== Data in this exercise

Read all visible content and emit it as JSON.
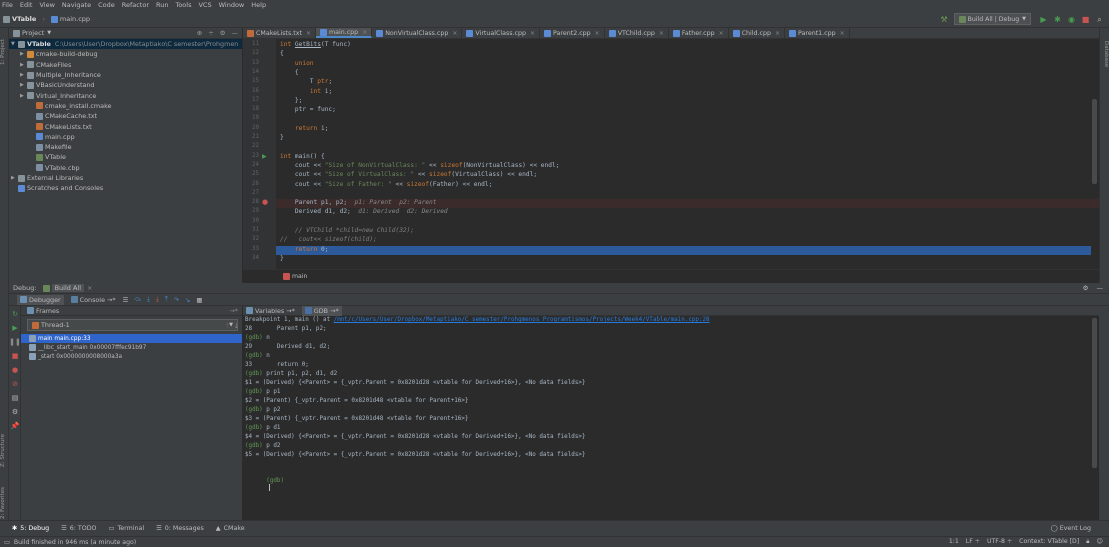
{
  "colors": {
    "accent": "#4a88c7",
    "selection": "#2f65ca",
    "breakpoint": "#c75450",
    "run_green": "#499c54",
    "stop_red": "#c75450"
  },
  "menu": [
    "File",
    "Edit",
    "View",
    "Navigate",
    "Code",
    "Refactor",
    "Run",
    "Tools",
    "VCS",
    "Window",
    "Help"
  ],
  "breadcrumbs": {
    "project": "VTable",
    "file": "main.cpp"
  },
  "toolbar": {
    "run_config": "Build All | Debug",
    "run_config_arrow": "▼",
    "hammer_icon": "hammer-icon",
    "run_icon": "play-icon",
    "debug_icon": "bug-icon",
    "stop_icon": "stop-icon",
    "search_icon": "search-icon"
  },
  "left_tabs": {
    "project": "1: Project",
    "structure": "Z: Structure",
    "favorites": "2: Favorites"
  },
  "right_tabs": {
    "database": "Database"
  },
  "project_panel": {
    "title": "Project",
    "dropdown_arrow": "▼",
    "icons": [
      "⊕",
      "÷",
      "⚙",
      "—"
    ],
    "root_label": "VTable",
    "root_path": "C:\\Users\\User\\Dropbox\\Metaptiakо\\C semester\\Prohgmen",
    "items": [
      {
        "label": "cmake-build-debug",
        "type": "folder-orange",
        "arrow": "▶",
        "indent": 1
      },
      {
        "label": "CMakeFiles",
        "type": "folder",
        "arrow": "▶",
        "indent": 1
      },
      {
        "label": "Multiple_Inheritance",
        "type": "folder",
        "arrow": "▶",
        "indent": 1
      },
      {
        "label": "VBasicUnderstand",
        "type": "folder",
        "arrow": "▶",
        "indent": 1
      },
      {
        "label": "Virtual_Inheritance",
        "type": "folder",
        "arrow": "▶",
        "indent": 1
      },
      {
        "label": "cmake_install.cmake",
        "type": "cmake",
        "arrow": "",
        "indent": 2
      },
      {
        "label": "CMakeCache.txt",
        "type": "txt",
        "arrow": "",
        "indent": 2
      },
      {
        "label": "CMakeLists.txt",
        "type": "cmake",
        "arrow": "",
        "indent": 2
      },
      {
        "label": "main.cpp",
        "type": "cpp",
        "arrow": "",
        "indent": 2
      },
      {
        "label": "Makefile",
        "type": "txt",
        "arrow": "",
        "indent": 2
      },
      {
        "label": "VTable",
        "type": "exe",
        "arrow": "",
        "indent": 2
      },
      {
        "label": "VTable.cbp",
        "type": "txt",
        "arrow": "",
        "indent": 2
      },
      {
        "label": "External Libraries",
        "type": "lib",
        "arrow": "▶",
        "indent": 0
      },
      {
        "label": "Scratches and Consoles",
        "type": "scratch",
        "arrow": "",
        "indent": 0
      }
    ]
  },
  "editor_tabs": [
    {
      "label": "CMakeLists.txt",
      "type": "cmake",
      "active": false
    },
    {
      "label": "main.cpp",
      "type": "cpp",
      "active": true
    },
    {
      "label": "NonVirtualClass.cpp",
      "type": "cpp",
      "active": false
    },
    {
      "label": "VirtualClass.cpp",
      "type": "cpp",
      "active": false
    },
    {
      "label": "Parent2.cpp",
      "type": "cpp",
      "active": false
    },
    {
      "label": "VTChild.cpp",
      "type": "cpp",
      "active": false
    },
    {
      "label": "Father.cpp",
      "type": "cpp",
      "active": false
    },
    {
      "label": "Child.cpp",
      "type": "cpp",
      "active": false
    },
    {
      "label": "Parent1.cpp",
      "type": "cpp",
      "active": false
    }
  ],
  "code_lines": [
    {
      "n": "11",
      "html": "<span class='kw'>int</span> <span style='text-decoration:underline'>GetBits</span>(T func)"
    },
    {
      "n": "12",
      "html": "{"
    },
    {
      "n": "13",
      "html": "    <span class='kw'>union</span>"
    },
    {
      "n": "14",
      "html": "    {"
    },
    {
      "n": "15",
      "html": "        T <span class='kw'>ptr</span>;"
    },
    {
      "n": "16",
      "html": "        <span class='kw'>int</span> i;"
    },
    {
      "n": "17",
      "html": "    };"
    },
    {
      "n": "18",
      "html": "    ptr = func;"
    },
    {
      "n": "19",
      "html": ""
    },
    {
      "n": "20",
      "html": "    <span class='kw'>return</span> i;"
    },
    {
      "n": "21",
      "html": "}"
    },
    {
      "n": "22",
      "html": ""
    },
    {
      "n": "23",
      "html": "<span class='kw'>int</span> main() {"
    },
    {
      "n": "24",
      "html": "    cout &lt;&lt; <span class='str'>\"Size of NonVirtualClass: \"</span> &lt;&lt; <span class='kw'>sizeof</span>(NonVirtualClass) &lt;&lt; endl;"
    },
    {
      "n": "25",
      "html": "    cout &lt;&lt; <span class='str'>\"Size of VirtualClass: \"</span> &lt;&lt; <span class='kw'>sizeof</span>(VirtualClass) &lt;&lt; endl;"
    },
    {
      "n": "26",
      "html": "    cout &lt;&lt; <span class='str'>\"Size of Father: \"</span> &lt;&lt; <span class='kw'>sizeof</span>(Father) &lt;&lt; endl;"
    },
    {
      "n": "27",
      "html": ""
    },
    {
      "n": "28",
      "html": "    Parent p1, p2;  <span class='inl'>p1: Parent  p2: Parent</span>"
    },
    {
      "n": "29",
      "html": "    Derived d1, d2;  <span class='inl'>d1: Derived  d2: Derived</span>"
    },
    {
      "n": "30",
      "html": ""
    },
    {
      "n": "31",
      "html": "    <span class='cmt'>// VTChild *child=new Child(32);</span>"
    },
    {
      "n": "32",
      "html": "<span class='cmt'>//   cout&lt;&lt; sizeof(child);</span>"
    },
    {
      "n": "33",
      "html": "    <span class='kw'>return</span> 0;"
    },
    {
      "n": "34",
      "html": "}"
    }
  ],
  "editor_breadcrumb": "main",
  "debug": {
    "title": "Debug:",
    "config": "Build All",
    "tabs": {
      "debugger": "Debugger",
      "console": "Console →*"
    },
    "frames_title": "Frames",
    "thread": "Thread-1",
    "frames": [
      {
        "label": "main main.cpp:33",
        "selected": true
      },
      {
        "label": "__libc_start_main 0x00007fffec91b97",
        "selected": false
      },
      {
        "label": "_start 0x0000000008000a3a",
        "selected": false
      }
    ],
    "variables_tab": "Variables →*",
    "gdb_tab": "GDB →*",
    "gdb_lines": [
      {
        "prompt": "",
        "text": "Breakpoint 1, main () at ",
        "link": "/mnt/c/Users/User/Dropbox/Metaptiakо/C semester/Prohgmenos Programtismos/Projects/Week4/VTable/main.cpp:28"
      },
      {
        "prompt": "",
        "text": "28       Parent p1, p2;",
        "link": ""
      },
      {
        "prompt": "(gdb) ",
        "text": "n",
        "link": ""
      },
      {
        "prompt": "",
        "text": "29       Derived d1, d2;",
        "link": ""
      },
      {
        "prompt": "(gdb) ",
        "text": "n",
        "link": ""
      },
      {
        "prompt": "",
        "text": "33       return 0;",
        "link": ""
      },
      {
        "prompt": "(gdb) ",
        "text": "print p1, p2, d1, d2",
        "link": ""
      },
      {
        "prompt": "",
        "text": "$1 = (Derived) {<Parent> = {_vptr.Parent = 0x8201d28 <vtable for Derived+16>}, <No data fields>}",
        "link": ""
      },
      {
        "prompt": "(gdb) ",
        "text": "p p1",
        "link": ""
      },
      {
        "prompt": "",
        "text": "$2 = (Parent) {_vptr.Parent = 0x8201d48 <vtable for Parent+16>}",
        "link": ""
      },
      {
        "prompt": "(gdb) ",
        "text": "p p2",
        "link": ""
      },
      {
        "prompt": "",
        "text": "$3 = (Parent) {_vptr.Parent = 0x8201d48 <vtable for Parent+16>}",
        "link": ""
      },
      {
        "prompt": "(gdb) ",
        "text": "p d1",
        "link": ""
      },
      {
        "prompt": "",
        "text": "$4 = (Derived) {<Parent> = {_vptr.Parent = 0x8201d28 <vtable for Derived+16>}, <No data fields>}",
        "link": ""
      },
      {
        "prompt": "(gdb) ",
        "text": "p d2",
        "link": ""
      },
      {
        "prompt": "",
        "text": "$5 = (Derived) {<Parent> = {_vptr.Parent = 0x8201d28 <vtable for Derived+16>}, <No data fields>}",
        "link": ""
      }
    ],
    "gdb_input_prompt": "(gdb)"
  },
  "bottom_tabs": [
    {
      "label": "5: Debug",
      "active": true
    },
    {
      "label": "6: TODO",
      "active": false
    },
    {
      "label": "Terminal",
      "active": false
    },
    {
      "label": "0: Messages",
      "active": false
    },
    {
      "label": "CMake",
      "active": false
    }
  ],
  "event_log": "Event Log",
  "status": {
    "message": "Build finished in 946 ms (a minute ago)",
    "position": "1:1",
    "line_sep": "LF ÷",
    "encoding": "UTF-8 ÷",
    "context": "Context: VTable [D]"
  }
}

====

What the task requires
Isolate the lines above that contain the word "CMakeLists" and copy them.

Response to the exercise
        "label": "CMakeLists.txt",
      "label": "CMakeLists.txt",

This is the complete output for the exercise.